_STORED ROWS_
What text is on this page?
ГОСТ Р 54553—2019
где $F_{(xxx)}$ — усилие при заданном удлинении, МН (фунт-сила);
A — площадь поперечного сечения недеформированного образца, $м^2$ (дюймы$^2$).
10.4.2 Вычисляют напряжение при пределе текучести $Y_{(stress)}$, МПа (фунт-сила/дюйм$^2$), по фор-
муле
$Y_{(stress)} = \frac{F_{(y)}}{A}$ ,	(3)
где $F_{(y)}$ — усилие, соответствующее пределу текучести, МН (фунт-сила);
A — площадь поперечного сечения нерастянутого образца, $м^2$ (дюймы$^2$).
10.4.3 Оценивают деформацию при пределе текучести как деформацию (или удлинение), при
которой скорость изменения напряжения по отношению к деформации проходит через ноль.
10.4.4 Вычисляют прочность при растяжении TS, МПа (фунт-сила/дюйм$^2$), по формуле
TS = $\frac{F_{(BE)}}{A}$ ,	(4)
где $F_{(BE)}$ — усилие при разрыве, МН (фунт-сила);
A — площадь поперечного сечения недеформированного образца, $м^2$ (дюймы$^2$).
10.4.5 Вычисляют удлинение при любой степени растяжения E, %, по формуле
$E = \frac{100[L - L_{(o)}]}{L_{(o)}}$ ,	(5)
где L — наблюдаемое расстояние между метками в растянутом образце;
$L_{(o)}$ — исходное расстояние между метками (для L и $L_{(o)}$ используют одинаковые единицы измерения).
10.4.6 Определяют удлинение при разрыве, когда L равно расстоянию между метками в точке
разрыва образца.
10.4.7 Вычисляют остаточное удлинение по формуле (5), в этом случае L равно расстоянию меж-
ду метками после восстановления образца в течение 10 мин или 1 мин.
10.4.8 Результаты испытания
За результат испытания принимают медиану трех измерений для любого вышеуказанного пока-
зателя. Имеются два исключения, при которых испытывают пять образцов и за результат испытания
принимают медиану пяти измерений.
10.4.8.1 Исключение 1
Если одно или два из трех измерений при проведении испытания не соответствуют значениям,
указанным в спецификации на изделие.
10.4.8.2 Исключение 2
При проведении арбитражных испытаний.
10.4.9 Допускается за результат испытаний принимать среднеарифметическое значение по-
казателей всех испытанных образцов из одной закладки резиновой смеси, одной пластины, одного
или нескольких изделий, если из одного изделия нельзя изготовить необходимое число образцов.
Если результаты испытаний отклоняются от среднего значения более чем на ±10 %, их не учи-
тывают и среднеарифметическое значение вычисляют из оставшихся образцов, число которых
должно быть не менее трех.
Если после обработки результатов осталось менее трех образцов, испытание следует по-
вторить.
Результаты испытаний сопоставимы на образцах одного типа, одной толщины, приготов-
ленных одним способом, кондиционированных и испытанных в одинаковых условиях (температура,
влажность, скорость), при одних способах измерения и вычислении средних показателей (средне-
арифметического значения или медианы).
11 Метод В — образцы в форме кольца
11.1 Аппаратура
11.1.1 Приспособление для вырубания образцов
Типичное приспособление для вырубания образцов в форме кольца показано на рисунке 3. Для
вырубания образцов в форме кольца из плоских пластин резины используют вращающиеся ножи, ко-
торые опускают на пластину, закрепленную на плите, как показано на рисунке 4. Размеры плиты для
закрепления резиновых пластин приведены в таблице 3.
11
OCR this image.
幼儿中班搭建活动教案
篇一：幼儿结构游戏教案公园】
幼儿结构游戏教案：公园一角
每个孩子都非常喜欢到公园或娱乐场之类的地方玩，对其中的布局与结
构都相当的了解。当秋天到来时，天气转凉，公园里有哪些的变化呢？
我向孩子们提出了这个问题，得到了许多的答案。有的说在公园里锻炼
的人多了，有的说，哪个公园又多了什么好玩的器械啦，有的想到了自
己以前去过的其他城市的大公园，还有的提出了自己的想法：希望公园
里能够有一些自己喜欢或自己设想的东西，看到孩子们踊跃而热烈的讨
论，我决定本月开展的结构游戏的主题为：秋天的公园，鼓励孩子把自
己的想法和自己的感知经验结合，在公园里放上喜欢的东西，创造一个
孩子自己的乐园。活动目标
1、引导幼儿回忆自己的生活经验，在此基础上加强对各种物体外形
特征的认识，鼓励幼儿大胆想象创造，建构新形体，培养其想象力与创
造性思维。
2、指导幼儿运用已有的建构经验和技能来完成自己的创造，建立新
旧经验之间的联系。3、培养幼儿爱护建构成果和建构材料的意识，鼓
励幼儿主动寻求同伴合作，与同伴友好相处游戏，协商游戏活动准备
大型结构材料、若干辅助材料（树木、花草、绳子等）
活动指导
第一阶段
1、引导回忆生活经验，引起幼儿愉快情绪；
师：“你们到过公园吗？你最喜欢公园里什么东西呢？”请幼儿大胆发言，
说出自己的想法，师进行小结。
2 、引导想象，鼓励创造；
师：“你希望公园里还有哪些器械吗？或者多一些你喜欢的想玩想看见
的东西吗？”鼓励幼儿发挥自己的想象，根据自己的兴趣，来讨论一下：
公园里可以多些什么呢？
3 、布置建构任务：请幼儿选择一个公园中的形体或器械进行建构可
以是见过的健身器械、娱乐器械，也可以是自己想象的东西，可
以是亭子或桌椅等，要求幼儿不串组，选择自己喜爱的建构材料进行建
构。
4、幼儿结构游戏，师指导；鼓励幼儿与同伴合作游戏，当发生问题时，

_REQUEST_
Repeat all of the records above exactly as they appear.

_EXERCISE ANSWER_
What text is on this page?
ГОСТ Р 54553—2019
где $F_{(xxx)}$ — усилие при заданном удлинении, МН (фунт-сила);
A — площадь поперечного сечения недеформированного образца, $м^2$ (дюймы$^2$).
10.4.2 Вычисляют напряжение при пределе текучести $Y_{(stress)}$, МПа (фунт-сила/дюйм$^2$), по фор-
муле
$Y_{(stress)} = \frac{F_{(y)}}{A}$ ,	(3)
где $F_{(y)}$ — усилие, соответствующее пределу текучести, МН (фунт-сила);
A — площадь поперечного сечения нерастянутого образца, $м^2$ (дюймы$^2$).
10.4.3 Оценивают деформацию при пределе текучести как деформацию (или удлинение), при
которой скорость изменения напряжения по отношению к деформации проходит через ноль.
10.4.4 Вычисляют прочность при растяжении TS, МПа (фунт-сила/дюйм$^2$), по формуле
TS = $\frac{F_{(BE)}}{A}$ ,	(4)
где $F_{(BE)}$ — усилие при разрыве, МН (фунт-сила);
A — площадь поперечного сечения недеформированного образца, $м^2$ (дюймы$^2$).
10.4.5 Вычисляют удлинение при любой степени растяжения E, %, по формуле
$E = \frac{100[L - L_{(o)}]}{L_{(o)}}$ ,	(5)
где L — наблюдаемое расстояние между метками в растянутом образце;
$L_{(o)}$ — исходное расстояние между метками (для L и $L_{(o)}$ используют одинаковые единицы измерения).
10.4.6 Определяют удлинение при разрыве, когда L равно расстоянию между метками в точке
разрыва образца.
10.4.7 Вычисляют остаточное удлинение по формуле (5), в этом случае L равно расстоянию меж-
ду метками после восстановления образца в течение 10 мин или 1 мин.
10.4.8 Результаты испытания
За результат испытания принимают медиану трех измерений для любого вышеуказанного пока-
зателя. Имеются два исключения, при которых испытывают пять образцов и за результат испытания
принимают медиану пяти измерений.
10.4.8.1 Исключение 1
Если одно или два из трех измерений при проведении испытания не соответствуют значениям,
указанным в спецификации на изделие.
10.4.8.2 Исключение 2
При проведении арбитражных испытаний.
10.4.9 Допускается за результат испытаний принимать среднеарифметическое значение по-
казателей всех испытанных образцов из одной закладки резиновой смеси, одной пластины, одного
или нескольких изделий, если из одного изделия нельзя изготовить необходимое число образцов.
Если результаты испытаний отклоняются от среднего значения более чем на ±10 %, их не учи-
тывают и среднеарифметическое значение вычисляют из оставшихся образцов, число которых
должно быть не менее трех.
Если после обработки результатов осталось менее трех образцов, испытание следует по-
вторить.
Результаты испытаний сопоставимы на образцах одного типа, одной толщины, приготов-
ленных одним способом, кондиционированных и испытанных в одинаковых условиях (температура,
влажность, скорость), при одних способах измерения и вычислении средних показателей (средне-
арифметического значения или медианы).
11 Метод В — образцы в форме кольца
11.1 Аппаратура
11.1.1 Приспособление для вырубания образцов
Типичное приспособление для вырубания образцов в форме кольца показано на рисунке 3. Для
вырубания образцов в форме кольца из плоских пластин резины используют вращающиеся ножи, ко-
торые опускают на пластину, закрепленную на плите, как показано на рисунке 4. Размеры плиты для
закрепления резиновых пластин приведены в таблице 3.
11
OCR this image.
幼儿中班搭建活动教案
篇一：幼儿结构游戏教案公园】
幼儿结构游戏教案：公园一角
每个孩子都非常喜欢到公园或娱乐场之类的地方玩，对其中的布局与结
构都相当的了解。当秋天到来时，天气转凉，公园里有哪些的变化呢？
我向孩子们提出了这个问题，得到了许多的答案。有的说在公园里锻炼
的人多了，有的说，哪个公园又多了什么好玩的器械啦，有的想到了自
己以前去过的其他城市的大公园，还有的提出了自己的想法：希望公园
里能够有一些自己喜欢或自己设想的东西，看到孩子们踊跃而热烈的讨
论，我决定本月开展的结构游戏的主题为：秋天的公园，鼓励孩子把自
己的想法和自己的感知经验结合，在公园里放上喜欢的东西，创造一个
孩子自己的乐园。活动目标
1、引导幼儿回忆自己的生活经验，在此基础上加强对各种物体外形
特征的认识，鼓励幼儿大胆想象创造，建构新形体，培养其想象力与创
造性思维。
2、指导幼儿运用已有的建构经验和技能来完成自己的创造，建立新
旧经验之间的联系。3、培养幼儿爱护建构成果和建构材料的意识，鼓
励幼儿主动寻求同伴合作，与同伴友好相处游戏，协商游戏活动准备
大型结构材料、若干辅助材料（树木、花草、绳子等）
活动指导
第一阶段
1、引导回忆生活经验，引起幼儿愉快情绪；
师：“你们到过公园吗？你最喜欢公园里什么东西呢？”请幼儿大胆发言，
说出自己的想法，师进行小结。
2 、引导想象，鼓励创造；
师：“你希望公园里还有哪些器械吗？或者多一些你喜欢的想玩想看见
的东西吗？”鼓励幼儿发挥自己的想象，根据自己的兴趣，来讨论一下：
公园里可以多些什么呢？
3 、布置建构任务：请幼儿选择一个公园中的形体或器械进行建构可
以是见过的健身器械、娱乐器械，也可以是自己想象的东西，可
以是亭子或桌椅等，要求幼儿不串组，选择自己喜爱的建构材料进行建
构。
4、幼儿结构游戏，师指导；鼓励幼儿与同伴合作游戏，当发生问题时，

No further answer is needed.